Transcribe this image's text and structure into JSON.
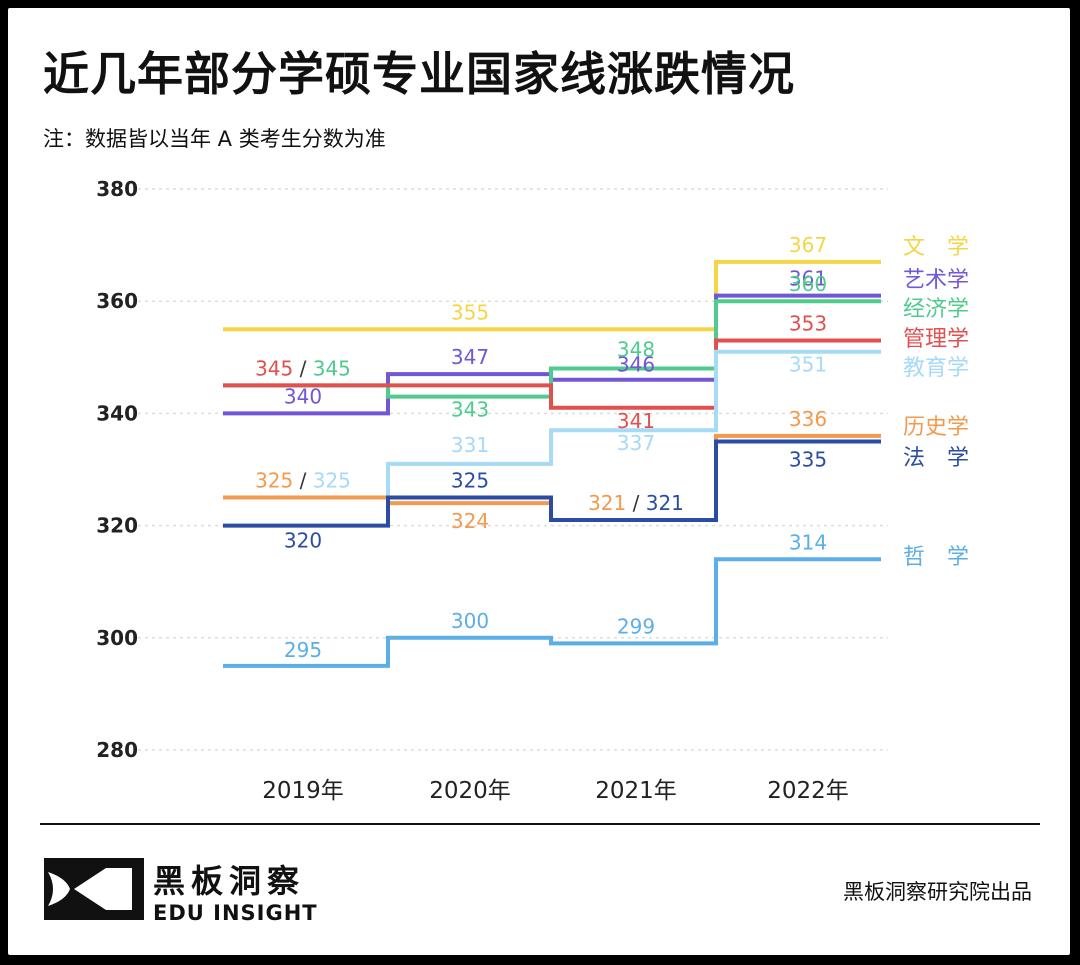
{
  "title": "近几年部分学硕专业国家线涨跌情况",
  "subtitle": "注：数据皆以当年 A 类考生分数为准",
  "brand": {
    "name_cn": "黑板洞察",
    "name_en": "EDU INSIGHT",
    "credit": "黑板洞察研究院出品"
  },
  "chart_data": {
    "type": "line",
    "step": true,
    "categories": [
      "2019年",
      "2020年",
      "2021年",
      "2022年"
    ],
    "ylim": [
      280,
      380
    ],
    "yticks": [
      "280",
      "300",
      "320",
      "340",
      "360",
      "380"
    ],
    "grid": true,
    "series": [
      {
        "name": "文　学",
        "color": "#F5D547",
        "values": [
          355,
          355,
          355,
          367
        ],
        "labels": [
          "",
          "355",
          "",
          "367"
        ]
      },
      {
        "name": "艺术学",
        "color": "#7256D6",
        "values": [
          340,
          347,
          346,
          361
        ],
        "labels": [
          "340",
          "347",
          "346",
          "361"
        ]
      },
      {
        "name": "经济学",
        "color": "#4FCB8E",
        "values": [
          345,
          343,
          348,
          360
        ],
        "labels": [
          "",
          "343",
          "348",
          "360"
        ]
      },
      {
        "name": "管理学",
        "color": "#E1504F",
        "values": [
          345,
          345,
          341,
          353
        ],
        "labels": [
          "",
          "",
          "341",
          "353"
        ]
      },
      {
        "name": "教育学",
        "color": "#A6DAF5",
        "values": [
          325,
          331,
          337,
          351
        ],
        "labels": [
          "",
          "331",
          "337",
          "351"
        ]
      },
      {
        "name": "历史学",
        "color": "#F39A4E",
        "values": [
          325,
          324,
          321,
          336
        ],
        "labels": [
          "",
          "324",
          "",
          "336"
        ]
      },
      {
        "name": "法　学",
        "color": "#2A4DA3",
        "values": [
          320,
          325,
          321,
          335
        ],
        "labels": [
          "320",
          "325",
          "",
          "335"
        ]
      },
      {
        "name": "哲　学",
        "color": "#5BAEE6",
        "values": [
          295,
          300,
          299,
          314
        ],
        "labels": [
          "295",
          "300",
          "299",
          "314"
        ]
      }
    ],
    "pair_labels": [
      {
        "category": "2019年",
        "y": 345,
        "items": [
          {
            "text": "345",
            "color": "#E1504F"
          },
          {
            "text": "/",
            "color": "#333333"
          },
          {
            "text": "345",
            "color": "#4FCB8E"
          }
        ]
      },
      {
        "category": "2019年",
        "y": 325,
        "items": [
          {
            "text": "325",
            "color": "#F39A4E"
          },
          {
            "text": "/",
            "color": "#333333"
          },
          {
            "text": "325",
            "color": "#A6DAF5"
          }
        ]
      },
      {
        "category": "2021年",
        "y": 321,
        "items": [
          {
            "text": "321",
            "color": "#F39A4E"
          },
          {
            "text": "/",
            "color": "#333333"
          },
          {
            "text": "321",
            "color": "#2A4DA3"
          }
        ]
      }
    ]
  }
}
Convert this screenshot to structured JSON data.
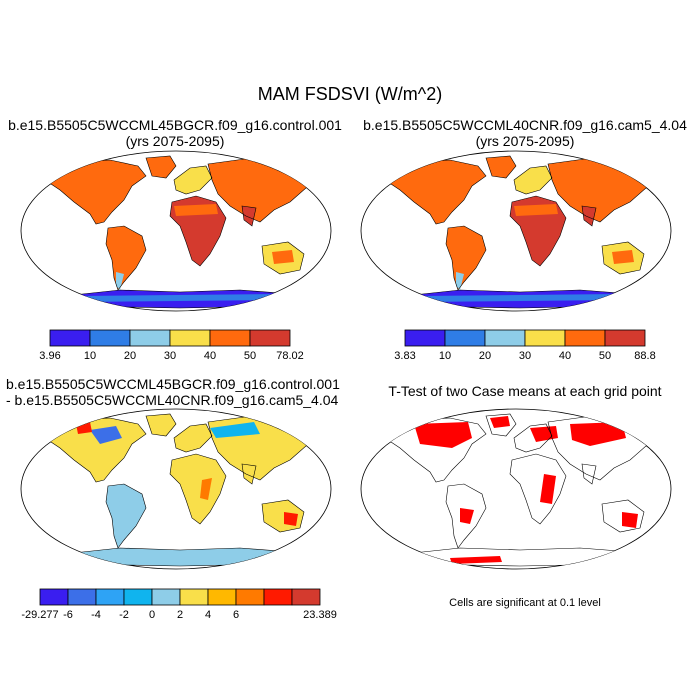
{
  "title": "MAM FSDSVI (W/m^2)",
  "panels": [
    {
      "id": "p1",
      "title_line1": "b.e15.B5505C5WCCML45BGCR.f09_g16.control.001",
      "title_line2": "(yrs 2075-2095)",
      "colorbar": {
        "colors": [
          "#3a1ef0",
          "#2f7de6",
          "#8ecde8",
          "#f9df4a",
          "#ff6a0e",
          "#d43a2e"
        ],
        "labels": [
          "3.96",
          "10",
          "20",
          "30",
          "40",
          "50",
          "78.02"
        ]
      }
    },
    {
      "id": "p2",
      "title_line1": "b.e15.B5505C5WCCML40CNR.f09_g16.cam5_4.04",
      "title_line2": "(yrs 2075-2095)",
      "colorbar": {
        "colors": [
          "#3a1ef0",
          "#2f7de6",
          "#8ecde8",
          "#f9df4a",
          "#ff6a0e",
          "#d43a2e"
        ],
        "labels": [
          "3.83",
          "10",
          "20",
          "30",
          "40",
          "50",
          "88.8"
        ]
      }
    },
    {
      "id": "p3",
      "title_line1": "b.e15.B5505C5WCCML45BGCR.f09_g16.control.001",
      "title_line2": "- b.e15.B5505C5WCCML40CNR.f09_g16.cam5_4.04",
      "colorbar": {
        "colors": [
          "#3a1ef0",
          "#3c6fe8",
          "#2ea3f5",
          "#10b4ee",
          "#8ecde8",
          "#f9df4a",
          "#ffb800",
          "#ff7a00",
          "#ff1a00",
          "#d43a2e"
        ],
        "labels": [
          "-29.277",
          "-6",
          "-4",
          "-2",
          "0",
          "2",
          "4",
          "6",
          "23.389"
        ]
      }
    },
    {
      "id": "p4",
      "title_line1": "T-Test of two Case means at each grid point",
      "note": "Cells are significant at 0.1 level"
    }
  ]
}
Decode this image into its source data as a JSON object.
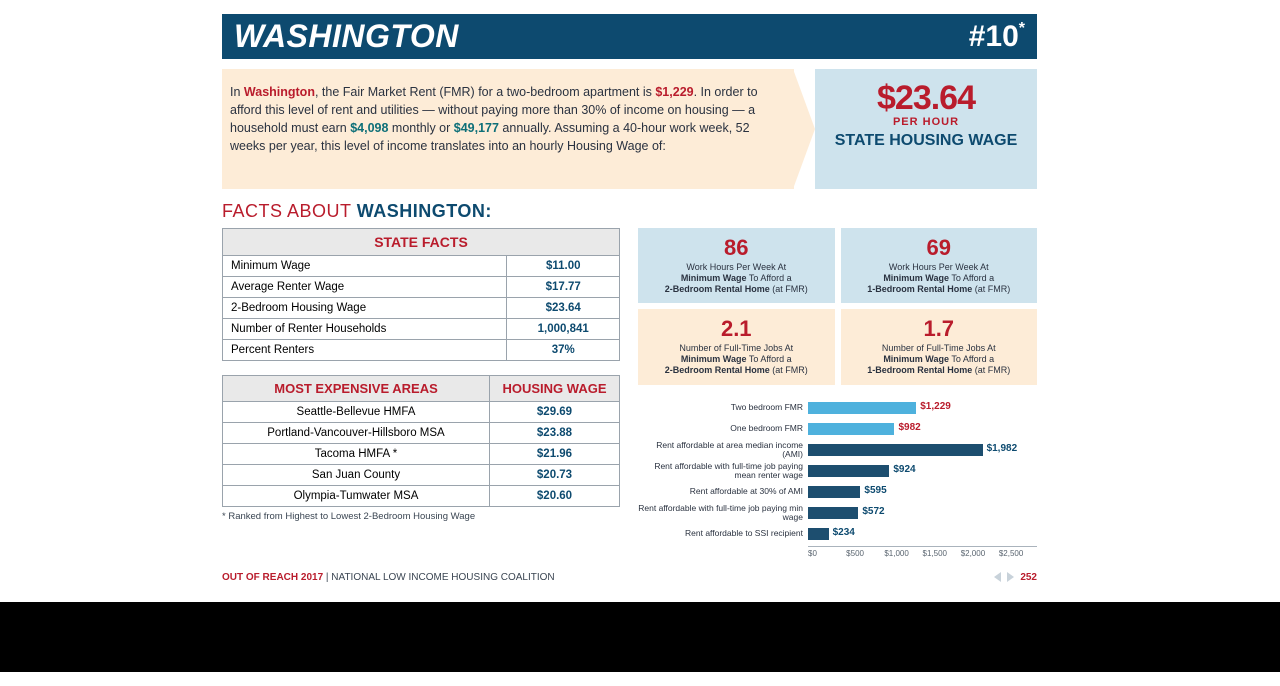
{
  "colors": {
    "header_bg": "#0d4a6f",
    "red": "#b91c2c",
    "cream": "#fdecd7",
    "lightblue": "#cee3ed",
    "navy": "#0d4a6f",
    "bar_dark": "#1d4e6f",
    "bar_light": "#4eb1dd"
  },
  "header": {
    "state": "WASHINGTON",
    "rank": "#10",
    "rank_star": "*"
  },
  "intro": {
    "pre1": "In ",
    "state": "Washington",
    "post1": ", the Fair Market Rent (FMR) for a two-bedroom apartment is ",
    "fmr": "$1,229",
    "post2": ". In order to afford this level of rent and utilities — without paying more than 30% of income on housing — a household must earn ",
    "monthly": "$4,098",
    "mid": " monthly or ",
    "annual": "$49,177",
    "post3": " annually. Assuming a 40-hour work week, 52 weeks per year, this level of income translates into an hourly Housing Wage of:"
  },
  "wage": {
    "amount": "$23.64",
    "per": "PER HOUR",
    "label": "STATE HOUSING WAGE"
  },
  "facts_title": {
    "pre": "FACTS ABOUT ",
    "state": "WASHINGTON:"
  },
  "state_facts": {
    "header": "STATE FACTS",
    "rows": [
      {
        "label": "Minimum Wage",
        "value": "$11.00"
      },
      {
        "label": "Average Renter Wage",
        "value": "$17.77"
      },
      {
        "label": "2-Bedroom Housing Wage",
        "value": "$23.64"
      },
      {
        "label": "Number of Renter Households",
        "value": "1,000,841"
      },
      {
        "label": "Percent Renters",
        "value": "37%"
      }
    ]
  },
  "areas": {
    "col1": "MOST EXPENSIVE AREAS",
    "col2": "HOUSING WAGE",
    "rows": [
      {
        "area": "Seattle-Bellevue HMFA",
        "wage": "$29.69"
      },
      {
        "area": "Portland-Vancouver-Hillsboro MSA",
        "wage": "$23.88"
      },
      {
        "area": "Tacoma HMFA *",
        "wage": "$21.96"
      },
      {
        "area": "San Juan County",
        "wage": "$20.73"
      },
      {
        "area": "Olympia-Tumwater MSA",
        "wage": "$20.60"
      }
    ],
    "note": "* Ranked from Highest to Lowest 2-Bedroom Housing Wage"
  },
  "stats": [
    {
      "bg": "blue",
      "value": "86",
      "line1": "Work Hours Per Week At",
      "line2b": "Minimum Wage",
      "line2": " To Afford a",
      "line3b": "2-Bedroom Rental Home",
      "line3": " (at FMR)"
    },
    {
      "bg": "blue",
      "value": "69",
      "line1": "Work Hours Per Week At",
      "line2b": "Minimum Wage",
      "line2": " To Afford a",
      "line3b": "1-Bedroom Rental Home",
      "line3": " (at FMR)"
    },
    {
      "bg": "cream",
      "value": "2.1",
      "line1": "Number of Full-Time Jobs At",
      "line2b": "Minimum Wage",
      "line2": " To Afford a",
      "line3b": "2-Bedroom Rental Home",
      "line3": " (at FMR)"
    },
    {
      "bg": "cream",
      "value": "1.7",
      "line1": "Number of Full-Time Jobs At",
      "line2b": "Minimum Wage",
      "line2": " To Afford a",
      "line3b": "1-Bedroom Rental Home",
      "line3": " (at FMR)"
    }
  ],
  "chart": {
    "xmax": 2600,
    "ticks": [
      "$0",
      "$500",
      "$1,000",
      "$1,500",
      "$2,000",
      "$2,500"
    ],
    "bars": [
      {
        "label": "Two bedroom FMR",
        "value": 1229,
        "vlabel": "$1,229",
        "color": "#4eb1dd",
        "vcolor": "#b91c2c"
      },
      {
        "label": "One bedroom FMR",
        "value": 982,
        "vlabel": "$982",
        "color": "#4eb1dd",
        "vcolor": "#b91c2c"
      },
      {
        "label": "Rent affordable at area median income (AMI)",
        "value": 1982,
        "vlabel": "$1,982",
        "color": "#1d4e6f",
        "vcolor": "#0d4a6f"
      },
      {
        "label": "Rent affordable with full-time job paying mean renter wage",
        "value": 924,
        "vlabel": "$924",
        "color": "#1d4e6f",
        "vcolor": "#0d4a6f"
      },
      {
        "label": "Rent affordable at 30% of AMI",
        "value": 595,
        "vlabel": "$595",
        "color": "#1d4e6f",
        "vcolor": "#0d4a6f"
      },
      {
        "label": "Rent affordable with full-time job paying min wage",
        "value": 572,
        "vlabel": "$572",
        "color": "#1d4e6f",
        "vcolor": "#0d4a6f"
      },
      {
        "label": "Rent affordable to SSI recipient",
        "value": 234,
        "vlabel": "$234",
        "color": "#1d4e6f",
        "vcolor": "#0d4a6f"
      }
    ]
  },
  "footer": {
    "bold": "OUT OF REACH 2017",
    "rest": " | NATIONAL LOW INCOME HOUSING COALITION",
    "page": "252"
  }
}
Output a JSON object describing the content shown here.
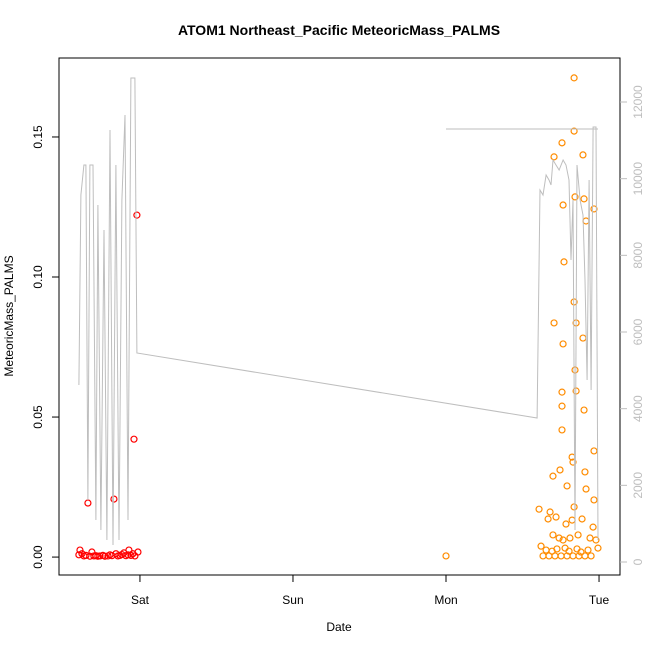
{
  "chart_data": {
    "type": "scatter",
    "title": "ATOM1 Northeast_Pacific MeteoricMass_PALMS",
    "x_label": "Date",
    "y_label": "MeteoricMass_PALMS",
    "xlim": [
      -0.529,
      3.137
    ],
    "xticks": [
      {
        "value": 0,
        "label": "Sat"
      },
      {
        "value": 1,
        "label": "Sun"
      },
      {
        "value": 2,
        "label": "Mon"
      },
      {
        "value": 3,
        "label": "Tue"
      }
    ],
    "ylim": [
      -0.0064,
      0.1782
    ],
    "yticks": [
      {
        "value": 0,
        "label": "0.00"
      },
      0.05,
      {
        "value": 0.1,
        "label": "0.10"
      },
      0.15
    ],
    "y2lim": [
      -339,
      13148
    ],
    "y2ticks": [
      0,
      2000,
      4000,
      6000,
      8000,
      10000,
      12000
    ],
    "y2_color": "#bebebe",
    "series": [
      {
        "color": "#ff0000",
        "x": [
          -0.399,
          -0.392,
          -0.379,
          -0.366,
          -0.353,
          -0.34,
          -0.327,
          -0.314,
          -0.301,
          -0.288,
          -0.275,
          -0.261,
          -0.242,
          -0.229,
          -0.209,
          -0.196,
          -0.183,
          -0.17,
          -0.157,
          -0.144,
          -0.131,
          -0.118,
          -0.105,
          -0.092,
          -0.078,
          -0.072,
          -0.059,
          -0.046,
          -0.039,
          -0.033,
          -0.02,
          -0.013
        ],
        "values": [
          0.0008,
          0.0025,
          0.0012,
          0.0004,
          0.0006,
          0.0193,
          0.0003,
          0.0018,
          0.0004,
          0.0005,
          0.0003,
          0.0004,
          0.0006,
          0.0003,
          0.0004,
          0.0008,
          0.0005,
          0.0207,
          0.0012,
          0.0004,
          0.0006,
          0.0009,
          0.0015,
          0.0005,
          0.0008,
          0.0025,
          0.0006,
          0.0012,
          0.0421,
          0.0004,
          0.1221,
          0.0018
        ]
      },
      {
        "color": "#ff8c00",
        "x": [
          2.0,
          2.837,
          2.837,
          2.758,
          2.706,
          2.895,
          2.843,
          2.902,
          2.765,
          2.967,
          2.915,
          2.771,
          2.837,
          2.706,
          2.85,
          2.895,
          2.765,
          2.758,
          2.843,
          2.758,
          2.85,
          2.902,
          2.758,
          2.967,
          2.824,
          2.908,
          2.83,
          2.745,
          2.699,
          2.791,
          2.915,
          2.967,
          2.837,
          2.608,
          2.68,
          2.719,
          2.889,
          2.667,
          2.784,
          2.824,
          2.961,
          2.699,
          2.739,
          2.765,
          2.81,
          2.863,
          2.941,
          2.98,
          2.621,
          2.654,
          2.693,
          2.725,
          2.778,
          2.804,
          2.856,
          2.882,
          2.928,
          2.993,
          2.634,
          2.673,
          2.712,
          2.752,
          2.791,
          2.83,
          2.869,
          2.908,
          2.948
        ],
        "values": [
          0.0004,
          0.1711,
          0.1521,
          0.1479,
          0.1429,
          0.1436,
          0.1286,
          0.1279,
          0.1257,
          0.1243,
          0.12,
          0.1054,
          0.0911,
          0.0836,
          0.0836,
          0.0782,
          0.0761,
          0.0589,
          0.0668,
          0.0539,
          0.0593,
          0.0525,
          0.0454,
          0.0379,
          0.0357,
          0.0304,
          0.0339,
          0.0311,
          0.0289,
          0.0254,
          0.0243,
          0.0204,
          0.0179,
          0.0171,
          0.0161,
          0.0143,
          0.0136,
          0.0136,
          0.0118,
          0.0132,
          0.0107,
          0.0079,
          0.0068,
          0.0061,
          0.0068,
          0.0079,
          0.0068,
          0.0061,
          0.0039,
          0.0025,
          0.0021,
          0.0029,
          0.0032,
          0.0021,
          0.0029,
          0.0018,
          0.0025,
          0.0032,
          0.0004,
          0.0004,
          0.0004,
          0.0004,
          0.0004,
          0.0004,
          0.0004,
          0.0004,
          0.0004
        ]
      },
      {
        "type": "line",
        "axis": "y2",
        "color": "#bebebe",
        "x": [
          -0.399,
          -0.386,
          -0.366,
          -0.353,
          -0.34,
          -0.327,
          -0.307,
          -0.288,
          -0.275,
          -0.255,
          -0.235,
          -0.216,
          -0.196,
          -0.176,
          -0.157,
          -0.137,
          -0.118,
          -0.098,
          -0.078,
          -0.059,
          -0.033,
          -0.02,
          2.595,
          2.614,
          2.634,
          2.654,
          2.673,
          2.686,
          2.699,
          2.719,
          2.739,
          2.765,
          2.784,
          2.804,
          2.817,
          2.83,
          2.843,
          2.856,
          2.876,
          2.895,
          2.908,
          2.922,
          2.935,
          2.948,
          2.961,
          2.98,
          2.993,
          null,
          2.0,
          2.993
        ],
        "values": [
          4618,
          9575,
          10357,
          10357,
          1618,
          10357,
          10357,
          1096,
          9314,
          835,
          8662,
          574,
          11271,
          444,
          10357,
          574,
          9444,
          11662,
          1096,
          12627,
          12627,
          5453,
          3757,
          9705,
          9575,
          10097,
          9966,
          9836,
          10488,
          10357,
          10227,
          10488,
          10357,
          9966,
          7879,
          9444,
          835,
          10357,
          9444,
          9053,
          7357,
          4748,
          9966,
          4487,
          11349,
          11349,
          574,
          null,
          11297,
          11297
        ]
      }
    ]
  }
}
◇ ◇ ◇
GOAL OF THE EXERCISE: Where a line holds the string "HMFA", copy that line.

RESPONSE TO THIS EXERCISE:
        "area": "Seattle-Bellevue HMFA",
        "area": "Tacoma HMFA *",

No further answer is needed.